__Written exercise__. Which lines in the records below contain the word "nBaran"? Copy each one out.

__Records supplied__.
══════════

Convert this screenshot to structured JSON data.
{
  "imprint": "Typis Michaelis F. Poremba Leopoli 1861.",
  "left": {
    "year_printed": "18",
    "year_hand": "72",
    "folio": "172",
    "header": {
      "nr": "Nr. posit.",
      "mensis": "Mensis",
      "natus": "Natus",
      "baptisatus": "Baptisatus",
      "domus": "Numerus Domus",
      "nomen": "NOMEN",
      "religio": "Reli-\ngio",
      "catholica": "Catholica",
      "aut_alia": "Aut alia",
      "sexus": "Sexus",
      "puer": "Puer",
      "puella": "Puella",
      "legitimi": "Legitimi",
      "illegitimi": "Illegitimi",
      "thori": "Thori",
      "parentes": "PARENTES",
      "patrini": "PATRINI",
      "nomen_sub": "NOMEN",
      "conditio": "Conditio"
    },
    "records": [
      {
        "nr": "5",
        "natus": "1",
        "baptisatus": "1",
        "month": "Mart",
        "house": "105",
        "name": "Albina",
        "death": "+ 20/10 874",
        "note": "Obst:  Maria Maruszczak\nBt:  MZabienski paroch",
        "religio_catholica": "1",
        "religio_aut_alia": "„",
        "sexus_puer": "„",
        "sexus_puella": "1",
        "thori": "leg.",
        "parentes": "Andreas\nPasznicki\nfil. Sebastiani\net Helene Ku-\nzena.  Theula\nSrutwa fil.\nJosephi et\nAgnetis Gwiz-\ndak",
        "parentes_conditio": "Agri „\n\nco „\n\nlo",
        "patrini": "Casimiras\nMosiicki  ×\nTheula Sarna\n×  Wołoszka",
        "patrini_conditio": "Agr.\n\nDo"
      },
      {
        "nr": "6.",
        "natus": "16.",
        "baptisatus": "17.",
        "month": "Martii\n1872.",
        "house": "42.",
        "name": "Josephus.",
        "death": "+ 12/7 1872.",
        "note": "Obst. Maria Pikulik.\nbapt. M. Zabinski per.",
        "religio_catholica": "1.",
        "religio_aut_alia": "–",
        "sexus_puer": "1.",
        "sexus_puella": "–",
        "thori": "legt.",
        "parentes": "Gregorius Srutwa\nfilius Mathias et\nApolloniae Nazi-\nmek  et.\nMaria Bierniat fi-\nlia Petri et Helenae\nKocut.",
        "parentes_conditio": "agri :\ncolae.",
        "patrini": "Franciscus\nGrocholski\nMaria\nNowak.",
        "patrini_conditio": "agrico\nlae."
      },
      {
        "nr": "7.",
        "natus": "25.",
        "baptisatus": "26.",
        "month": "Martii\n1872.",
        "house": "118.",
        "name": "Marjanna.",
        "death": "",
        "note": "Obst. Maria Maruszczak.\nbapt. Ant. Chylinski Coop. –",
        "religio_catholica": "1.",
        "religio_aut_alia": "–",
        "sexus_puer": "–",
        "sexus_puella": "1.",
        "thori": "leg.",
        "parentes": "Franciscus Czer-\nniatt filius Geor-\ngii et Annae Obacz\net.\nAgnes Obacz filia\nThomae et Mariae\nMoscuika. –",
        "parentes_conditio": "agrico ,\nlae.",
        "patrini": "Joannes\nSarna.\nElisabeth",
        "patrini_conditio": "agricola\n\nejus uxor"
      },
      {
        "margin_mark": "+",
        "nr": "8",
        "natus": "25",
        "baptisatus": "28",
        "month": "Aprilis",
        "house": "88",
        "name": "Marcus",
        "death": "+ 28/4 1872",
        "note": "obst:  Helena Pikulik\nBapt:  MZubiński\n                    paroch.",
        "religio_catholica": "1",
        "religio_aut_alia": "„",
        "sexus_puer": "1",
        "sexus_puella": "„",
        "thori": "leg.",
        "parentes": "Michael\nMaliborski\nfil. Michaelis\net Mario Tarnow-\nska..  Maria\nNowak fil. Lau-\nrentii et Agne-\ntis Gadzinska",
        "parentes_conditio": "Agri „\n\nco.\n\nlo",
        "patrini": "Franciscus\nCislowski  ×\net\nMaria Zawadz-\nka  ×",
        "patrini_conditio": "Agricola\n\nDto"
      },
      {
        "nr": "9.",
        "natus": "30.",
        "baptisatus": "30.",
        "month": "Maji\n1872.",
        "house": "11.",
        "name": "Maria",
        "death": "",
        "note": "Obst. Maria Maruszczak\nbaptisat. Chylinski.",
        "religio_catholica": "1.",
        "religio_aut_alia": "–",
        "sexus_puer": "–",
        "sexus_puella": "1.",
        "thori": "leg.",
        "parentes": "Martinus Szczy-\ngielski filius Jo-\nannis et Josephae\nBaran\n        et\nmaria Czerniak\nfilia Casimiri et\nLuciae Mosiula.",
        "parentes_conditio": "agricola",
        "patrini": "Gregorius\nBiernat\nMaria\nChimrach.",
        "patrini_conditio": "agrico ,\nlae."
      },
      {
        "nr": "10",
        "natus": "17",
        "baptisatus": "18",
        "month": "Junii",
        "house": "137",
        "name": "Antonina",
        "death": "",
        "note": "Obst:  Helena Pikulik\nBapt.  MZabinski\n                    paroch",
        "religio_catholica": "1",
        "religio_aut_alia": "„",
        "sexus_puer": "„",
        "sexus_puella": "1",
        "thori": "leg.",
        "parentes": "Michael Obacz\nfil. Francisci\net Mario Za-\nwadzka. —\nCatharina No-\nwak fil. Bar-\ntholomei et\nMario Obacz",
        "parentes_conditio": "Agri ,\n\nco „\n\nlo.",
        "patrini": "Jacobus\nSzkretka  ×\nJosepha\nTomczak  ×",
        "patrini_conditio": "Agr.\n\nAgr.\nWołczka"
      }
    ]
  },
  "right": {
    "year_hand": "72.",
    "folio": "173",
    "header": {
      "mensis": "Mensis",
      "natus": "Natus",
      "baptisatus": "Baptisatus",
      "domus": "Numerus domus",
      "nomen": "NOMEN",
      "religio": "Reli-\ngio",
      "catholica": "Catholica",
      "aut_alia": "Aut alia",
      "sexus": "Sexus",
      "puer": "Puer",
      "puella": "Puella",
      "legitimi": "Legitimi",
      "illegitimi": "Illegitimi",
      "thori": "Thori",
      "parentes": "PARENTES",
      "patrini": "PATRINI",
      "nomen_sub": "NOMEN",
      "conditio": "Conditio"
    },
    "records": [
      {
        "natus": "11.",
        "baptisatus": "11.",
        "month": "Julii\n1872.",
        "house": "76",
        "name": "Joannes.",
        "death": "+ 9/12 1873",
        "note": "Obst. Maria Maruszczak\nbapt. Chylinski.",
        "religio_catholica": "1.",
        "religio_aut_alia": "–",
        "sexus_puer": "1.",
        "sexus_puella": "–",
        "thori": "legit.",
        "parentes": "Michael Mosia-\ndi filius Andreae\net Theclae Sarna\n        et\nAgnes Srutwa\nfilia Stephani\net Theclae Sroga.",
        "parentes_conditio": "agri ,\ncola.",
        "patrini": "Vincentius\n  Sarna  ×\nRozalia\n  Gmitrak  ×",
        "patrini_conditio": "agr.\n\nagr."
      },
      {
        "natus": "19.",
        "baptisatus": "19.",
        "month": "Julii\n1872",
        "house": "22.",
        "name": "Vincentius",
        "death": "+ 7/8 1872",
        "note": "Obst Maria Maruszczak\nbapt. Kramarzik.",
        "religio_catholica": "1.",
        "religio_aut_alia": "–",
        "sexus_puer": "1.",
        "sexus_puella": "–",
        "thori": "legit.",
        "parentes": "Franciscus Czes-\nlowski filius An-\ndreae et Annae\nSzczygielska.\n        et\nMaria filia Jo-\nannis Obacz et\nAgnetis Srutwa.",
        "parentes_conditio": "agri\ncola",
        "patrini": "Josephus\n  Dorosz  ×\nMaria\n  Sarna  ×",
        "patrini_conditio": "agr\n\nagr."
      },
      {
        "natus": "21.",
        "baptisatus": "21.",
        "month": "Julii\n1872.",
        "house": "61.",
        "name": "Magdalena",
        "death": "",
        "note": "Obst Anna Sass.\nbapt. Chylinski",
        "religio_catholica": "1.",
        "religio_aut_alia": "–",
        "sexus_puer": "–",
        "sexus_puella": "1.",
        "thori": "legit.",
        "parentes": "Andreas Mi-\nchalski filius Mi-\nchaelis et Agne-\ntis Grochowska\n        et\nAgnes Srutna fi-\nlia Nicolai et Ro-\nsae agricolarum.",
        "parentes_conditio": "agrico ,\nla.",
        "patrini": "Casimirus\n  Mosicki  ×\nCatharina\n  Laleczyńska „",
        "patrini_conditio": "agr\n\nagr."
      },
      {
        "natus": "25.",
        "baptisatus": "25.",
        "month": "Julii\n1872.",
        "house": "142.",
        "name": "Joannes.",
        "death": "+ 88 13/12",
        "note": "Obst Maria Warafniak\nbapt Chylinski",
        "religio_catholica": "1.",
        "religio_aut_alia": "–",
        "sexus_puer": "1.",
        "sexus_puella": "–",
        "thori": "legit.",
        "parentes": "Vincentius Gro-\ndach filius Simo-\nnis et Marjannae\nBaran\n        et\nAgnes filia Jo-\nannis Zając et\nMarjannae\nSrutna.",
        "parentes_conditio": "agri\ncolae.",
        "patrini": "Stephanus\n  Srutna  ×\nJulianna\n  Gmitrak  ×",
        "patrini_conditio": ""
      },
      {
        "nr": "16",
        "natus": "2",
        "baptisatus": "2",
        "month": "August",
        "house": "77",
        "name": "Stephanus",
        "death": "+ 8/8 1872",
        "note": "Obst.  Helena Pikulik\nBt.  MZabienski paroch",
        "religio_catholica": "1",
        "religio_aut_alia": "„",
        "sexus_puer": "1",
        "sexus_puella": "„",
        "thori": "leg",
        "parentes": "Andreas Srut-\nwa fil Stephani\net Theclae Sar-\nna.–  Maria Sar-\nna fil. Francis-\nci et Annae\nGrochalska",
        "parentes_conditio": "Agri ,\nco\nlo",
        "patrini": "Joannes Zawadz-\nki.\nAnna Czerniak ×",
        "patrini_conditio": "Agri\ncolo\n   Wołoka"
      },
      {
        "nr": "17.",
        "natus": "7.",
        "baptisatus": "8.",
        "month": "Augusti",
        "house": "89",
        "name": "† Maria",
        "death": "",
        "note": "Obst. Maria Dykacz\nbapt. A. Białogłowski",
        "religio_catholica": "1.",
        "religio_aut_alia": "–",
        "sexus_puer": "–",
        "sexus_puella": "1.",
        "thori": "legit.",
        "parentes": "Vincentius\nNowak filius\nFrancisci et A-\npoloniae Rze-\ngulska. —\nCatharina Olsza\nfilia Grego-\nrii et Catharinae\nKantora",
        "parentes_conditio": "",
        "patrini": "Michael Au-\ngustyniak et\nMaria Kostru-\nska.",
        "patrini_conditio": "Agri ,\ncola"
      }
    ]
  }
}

══════════

__Correct response__.
        "parentes": "Martinus Szczy-\ngielski filius Jo-\nannis et Josephae\nBaran\n        et\nmaria Czerniak\nfilia Casimiri et\nLuciae Mosiula.",
        "parentes": "Vincentius Gro-\ndach filius Simo-\nnis et Marjannae\nBaran\n        et\nAgnes filia Jo-\nannis Zając et\nMarjannae\nSrutna.",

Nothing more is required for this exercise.